* begin Provided data *

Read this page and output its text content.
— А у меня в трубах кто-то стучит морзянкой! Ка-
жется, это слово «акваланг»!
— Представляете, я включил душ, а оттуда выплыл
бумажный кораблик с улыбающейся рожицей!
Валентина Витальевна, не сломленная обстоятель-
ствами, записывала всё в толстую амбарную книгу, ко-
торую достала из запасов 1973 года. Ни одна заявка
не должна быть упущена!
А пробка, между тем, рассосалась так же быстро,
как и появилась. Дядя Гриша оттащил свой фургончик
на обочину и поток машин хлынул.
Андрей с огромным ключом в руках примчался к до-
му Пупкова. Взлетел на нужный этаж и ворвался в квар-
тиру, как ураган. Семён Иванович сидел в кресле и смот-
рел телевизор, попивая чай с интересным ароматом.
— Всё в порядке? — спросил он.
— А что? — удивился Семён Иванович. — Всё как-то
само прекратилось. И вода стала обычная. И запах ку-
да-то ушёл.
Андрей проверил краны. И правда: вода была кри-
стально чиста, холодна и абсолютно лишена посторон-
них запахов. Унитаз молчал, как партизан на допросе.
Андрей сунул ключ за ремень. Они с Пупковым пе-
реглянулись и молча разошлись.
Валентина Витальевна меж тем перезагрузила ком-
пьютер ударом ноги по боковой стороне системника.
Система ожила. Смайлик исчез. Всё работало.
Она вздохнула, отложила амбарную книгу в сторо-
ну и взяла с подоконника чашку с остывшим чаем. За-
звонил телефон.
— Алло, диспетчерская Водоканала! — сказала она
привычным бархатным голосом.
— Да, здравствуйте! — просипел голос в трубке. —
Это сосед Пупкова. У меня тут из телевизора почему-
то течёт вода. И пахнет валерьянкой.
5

* end Provided data *
* begin Provided data *

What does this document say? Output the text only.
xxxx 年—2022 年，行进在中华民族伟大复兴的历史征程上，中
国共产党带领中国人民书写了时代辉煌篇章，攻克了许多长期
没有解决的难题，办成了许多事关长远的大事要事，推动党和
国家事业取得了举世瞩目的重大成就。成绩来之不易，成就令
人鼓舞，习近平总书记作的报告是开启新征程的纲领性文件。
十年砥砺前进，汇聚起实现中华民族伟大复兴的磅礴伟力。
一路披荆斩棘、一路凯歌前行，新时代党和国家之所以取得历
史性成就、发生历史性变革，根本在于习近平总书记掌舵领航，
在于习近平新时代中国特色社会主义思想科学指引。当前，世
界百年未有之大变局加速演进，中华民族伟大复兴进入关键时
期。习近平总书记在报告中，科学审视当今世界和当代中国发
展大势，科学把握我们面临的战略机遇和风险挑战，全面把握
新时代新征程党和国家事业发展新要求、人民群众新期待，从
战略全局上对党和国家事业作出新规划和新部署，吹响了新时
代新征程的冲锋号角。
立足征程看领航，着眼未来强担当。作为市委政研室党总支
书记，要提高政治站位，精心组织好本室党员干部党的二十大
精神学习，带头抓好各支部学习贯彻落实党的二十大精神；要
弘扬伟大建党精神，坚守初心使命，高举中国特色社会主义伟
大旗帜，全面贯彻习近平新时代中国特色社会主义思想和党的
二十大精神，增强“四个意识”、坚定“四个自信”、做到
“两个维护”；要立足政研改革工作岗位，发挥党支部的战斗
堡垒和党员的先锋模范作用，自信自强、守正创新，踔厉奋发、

* end Provided data *

**Job:** Gather each line of the listing containing the word "вода" and show it.

**Result:**
само прекратилось. И вода стала обычная. И запах ку-
Андрей проверил краны. И правда: вода была кри-
то течёт вода. И пахнет валерьянкой.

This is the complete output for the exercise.